# OBJECTIVE
Look below. Copy each line that has "this" in it.

Dataset records
○ ○ ○ ○

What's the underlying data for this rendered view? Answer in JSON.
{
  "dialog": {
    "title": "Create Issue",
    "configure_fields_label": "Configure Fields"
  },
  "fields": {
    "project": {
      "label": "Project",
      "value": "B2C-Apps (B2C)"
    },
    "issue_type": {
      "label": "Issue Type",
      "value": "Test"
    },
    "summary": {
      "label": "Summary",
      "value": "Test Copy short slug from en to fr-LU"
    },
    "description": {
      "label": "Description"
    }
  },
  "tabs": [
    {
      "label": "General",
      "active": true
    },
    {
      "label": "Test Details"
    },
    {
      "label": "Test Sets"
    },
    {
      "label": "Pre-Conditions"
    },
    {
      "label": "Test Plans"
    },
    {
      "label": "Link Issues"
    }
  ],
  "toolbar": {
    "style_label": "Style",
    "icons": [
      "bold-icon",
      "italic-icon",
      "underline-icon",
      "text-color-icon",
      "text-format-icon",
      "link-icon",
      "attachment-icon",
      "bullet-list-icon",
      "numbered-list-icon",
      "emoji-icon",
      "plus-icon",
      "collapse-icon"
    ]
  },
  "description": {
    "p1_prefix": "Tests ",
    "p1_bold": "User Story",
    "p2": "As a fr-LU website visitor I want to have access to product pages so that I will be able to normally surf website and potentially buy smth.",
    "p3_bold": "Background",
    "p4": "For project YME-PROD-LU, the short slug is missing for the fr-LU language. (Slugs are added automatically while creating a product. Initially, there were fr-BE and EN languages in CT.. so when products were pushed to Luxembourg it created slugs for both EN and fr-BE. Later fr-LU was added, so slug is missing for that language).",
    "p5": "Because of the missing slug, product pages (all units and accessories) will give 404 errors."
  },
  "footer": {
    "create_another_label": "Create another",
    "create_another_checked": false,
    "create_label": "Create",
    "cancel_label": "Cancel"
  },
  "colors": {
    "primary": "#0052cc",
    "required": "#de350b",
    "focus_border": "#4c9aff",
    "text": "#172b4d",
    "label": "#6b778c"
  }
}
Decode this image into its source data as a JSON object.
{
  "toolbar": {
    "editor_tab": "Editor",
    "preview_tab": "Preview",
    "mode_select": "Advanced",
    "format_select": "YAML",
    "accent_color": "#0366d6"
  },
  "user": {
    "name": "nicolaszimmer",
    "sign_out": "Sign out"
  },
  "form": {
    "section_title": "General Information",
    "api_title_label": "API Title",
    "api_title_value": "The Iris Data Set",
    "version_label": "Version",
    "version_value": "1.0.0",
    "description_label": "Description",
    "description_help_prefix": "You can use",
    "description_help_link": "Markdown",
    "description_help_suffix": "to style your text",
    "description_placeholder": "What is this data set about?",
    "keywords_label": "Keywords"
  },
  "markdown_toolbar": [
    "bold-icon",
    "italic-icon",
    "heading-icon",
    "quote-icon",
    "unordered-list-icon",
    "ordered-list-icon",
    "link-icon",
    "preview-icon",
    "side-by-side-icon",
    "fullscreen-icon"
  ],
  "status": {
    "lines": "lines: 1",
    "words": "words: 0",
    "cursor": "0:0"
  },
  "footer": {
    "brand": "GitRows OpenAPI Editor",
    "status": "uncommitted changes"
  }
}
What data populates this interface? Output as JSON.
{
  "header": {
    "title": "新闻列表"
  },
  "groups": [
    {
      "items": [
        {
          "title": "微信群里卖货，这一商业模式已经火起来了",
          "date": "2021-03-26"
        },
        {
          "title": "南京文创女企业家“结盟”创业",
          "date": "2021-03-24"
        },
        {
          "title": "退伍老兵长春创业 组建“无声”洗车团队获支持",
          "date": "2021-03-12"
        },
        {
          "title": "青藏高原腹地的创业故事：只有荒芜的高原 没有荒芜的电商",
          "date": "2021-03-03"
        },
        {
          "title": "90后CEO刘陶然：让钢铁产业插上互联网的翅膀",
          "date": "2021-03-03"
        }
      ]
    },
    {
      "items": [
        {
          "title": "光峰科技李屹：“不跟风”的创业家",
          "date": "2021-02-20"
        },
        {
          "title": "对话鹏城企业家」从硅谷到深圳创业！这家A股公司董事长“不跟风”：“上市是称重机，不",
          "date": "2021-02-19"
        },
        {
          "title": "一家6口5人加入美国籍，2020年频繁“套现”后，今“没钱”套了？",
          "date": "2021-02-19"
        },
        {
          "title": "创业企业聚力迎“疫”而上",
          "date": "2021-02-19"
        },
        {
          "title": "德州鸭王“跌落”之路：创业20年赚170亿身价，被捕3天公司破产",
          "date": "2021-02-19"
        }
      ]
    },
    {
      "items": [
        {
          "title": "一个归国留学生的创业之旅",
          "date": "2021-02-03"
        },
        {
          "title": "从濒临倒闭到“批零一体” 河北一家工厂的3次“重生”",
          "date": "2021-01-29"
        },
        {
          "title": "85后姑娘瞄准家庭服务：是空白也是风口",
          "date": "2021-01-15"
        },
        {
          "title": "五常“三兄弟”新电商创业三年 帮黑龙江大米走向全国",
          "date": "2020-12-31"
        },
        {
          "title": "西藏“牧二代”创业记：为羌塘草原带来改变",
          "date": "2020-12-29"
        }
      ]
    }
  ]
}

○ ○ ○ ○

# IN RESPONSE
What's the underlying data for this rendered view? Answer in JSON.
Decode this image into its source data as a JSON object.
    "description_placeholder": "What is this data set about?",
What data populates this interface? Output as JSON.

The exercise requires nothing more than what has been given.